#### Records excerpted from a collection
··········

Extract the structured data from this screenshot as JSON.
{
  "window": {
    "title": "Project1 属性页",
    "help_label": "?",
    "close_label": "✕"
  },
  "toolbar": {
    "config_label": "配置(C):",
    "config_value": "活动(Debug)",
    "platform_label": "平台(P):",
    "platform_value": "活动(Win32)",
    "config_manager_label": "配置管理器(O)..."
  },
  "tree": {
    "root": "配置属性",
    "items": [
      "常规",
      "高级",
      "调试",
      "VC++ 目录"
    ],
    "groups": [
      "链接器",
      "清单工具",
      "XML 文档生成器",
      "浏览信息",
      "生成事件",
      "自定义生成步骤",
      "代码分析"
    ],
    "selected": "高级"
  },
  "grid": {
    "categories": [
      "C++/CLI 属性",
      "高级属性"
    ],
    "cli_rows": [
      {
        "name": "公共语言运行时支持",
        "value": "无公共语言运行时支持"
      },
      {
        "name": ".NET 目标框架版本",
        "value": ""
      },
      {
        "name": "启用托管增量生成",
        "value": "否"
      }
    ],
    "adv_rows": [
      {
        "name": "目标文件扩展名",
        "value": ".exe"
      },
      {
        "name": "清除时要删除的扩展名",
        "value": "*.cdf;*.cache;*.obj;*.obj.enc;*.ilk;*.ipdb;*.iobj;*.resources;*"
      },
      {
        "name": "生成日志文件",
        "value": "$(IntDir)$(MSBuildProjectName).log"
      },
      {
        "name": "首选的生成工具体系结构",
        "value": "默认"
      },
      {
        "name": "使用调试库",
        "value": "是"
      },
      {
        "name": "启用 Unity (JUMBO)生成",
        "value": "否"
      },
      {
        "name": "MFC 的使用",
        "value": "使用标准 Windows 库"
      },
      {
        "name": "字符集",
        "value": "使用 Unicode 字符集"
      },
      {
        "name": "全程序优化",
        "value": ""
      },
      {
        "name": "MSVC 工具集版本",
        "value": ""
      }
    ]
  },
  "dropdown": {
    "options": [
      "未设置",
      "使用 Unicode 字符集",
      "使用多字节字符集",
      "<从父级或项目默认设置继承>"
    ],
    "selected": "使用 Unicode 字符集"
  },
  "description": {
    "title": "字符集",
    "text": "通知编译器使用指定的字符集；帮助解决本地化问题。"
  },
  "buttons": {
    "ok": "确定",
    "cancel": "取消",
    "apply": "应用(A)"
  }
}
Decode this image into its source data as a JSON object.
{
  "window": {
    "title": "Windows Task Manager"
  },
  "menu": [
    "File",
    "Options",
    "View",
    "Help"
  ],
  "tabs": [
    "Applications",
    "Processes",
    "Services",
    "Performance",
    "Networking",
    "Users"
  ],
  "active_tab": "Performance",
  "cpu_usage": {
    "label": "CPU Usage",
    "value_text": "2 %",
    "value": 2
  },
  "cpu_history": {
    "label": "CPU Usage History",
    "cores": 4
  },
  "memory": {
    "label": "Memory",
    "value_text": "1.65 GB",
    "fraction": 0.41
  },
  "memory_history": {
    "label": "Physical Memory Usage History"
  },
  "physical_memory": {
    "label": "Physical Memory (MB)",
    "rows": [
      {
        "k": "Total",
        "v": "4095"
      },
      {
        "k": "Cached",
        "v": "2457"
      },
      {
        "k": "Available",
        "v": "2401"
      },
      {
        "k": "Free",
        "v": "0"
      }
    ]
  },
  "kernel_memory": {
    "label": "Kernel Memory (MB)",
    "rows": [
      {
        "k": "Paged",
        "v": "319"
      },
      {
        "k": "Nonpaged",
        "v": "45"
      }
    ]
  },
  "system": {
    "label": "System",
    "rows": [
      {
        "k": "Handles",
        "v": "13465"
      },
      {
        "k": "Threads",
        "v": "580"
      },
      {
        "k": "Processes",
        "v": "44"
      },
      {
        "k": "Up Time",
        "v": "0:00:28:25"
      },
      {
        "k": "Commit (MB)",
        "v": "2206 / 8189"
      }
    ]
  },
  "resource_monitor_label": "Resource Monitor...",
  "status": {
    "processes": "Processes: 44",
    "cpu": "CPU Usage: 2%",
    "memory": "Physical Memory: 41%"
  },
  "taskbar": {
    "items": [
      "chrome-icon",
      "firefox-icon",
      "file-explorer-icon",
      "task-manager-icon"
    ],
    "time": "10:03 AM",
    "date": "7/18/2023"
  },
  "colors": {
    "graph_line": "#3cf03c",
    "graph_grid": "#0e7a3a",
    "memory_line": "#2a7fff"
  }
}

··········

#### Instruction
Reproduce the data in full, exactly as presented.

#### Solved problem
Extract the structured data from this screenshot as JSON.
{
  "window": {
    "title": "Project1 属性页",
    "help_label": "?",
    "close_label": "✕"
  },
  "toolbar": {
    "config_label": "配置(C):",
    "config_value": "活动(Debug)",
    "platform_label": "平台(P):",
    "platform_value": "活动(Win32)",
    "config_manager_label": "配置管理器(O)..."
  },
  "tree": {
    "root": "配置属性",
    "items": [
      "常规",
      "高级",
      "调试",
      "VC++ 目录"
    ],
    "groups": [
      "链接器",
      "清单工具",
      "XML 文档生成器",
      "浏览信息",
      "生成事件",
      "自定义生成步骤",
      "代码分析"
    ],
    "selected": "高级"
  },
  "grid": {
    "categories": [
      "C++/CLI 属性",
      "高级属性"
    ],
    "cli_rows": [
      {
        "name": "公共语言运行时支持",
        "value": "无公共语言运行时支持"
      },
      {
        "name": ".NET 目标框架版本",
        "value": ""
      },
      {
        "name": "启用托管增量生成",
        "value": "否"
      }
    ],
    "adv_rows": [
      {
        "name": "目标文件扩展名",
        "value": ".exe"
      },
      {
        "name": "清除时要删除的扩展名",
        "value": "*.cdf;*.cache;*.obj;*.obj.enc;*.ilk;*.ipdb;*.iobj;*.resources;*"
      },
      {
        "name": "生成日志文件",
        "value": "$(IntDir)$(MSBuildProjectName).log"
      },
      {
        "name": "首选的生成工具体系结构",
        "value": "默认"
      },
      {
        "name": "使用调试库",
        "value": "是"
      },
      {
        "name": "启用 Unity (JUMBO)生成",
        "value": "否"
      },
      {
        "name": "MFC 的使用",
        "value": "使用标准 Windows 库"
      },
      {
        "name": "字符集",
        "value": "使用 Unicode 字符集"
      },
      {
        "name": "全程序优化",
        "value": ""
      },
      {
        "name": "MSVC 工具集版本",
        "value": ""
      }
    ]
  },
  "dropdown": {
    "options": [
      "未设置",
      "使用 Unicode 字符集",
      "使用多字节字符集",
      "<从父级或项目默认设置继承>"
    ],
    "selected": "使用 Unicode 字符集"
  },
  "description": {
    "title": "字符集",
    "text": "通知编译器使用指定的字符集；帮助解决本地化问题。"
  },
  "buttons": {
    "ok": "确定",
    "cancel": "取消",
    "apply": "应用(A)"
  }
}
Decode this image into its source data as a JSON object.
{
  "window": {
    "title": "Windows Task Manager"
  },
  "menu": [
    "File",
    "Options",
    "View",
    "Help"
  ],
  "tabs": [
    "Applications",
    "Processes",
    "Services",
    "Performance",
    "Networking",
    "Users"
  ],
  "active_tab": "Performance",
  "cpu_usage": {
    "label": "CPU Usage",
    "value_text": "2 %",
    "value": 2
  },
  "cpu_history": {
    "label": "CPU Usage History",
    "cores": 4
  },
  "memory": {
    "label": "Memory",
    "value_text": "1.65 GB",
    "fraction": 0.41
  },
  "memory_history": {
    "label": "Physical Memory Usage History"
  },
  "physical_memory": {
    "label": "Physical Memory (MB)",
    "rows": [
      {
        "k": "Total",
        "v": "4095"
      },
      {
        "k": "Cached",
        "v": "2457"
      },
      {
        "k": "Available",
        "v": "2401"
      },
      {
        "k": "Free",
        "v": "0"
      }
    ]
  },
  "kernel_memory": {
    "label": "Kernel Memory (MB)",
    "rows": [
      {
        "k": "Paged",
        "v": "319"
      },
      {
        "k": "Nonpaged",
        "v": "45"
      }
    ]
  },
  "system": {
    "label": "System",
    "rows": [
      {
        "k": "Handles",
        "v": "13465"
      },
      {
        "k": "Threads",
        "v": "580"
      },
      {
        "k": "Processes",
        "v": "44"
      },
      {
        "k": "Up Time",
        "v": "0:00:28:25"
      },
      {
        "k": "Commit (MB)",
        "v": "2206 / 8189"
      }
    ]
  },
  "resource_monitor_label": "Resource Monitor...",
  "status": {
    "processes": "Processes: 44",
    "cpu": "CPU Usage: 2%",
    "memory": "Physical Memory: 41%"
  },
  "taskbar": {
    "items": [
      "chrome-icon",
      "firefox-icon",
      "file-explorer-icon",
      "task-manager-icon"
    ],
    "time": "10:03 AM",
    "date": "7/18/2023"
  },
  "colors": {
    "graph_line": "#3cf03c",
    "graph_grid": "#0e7a3a",
    "memory_line": "#2a7fff"
  }
}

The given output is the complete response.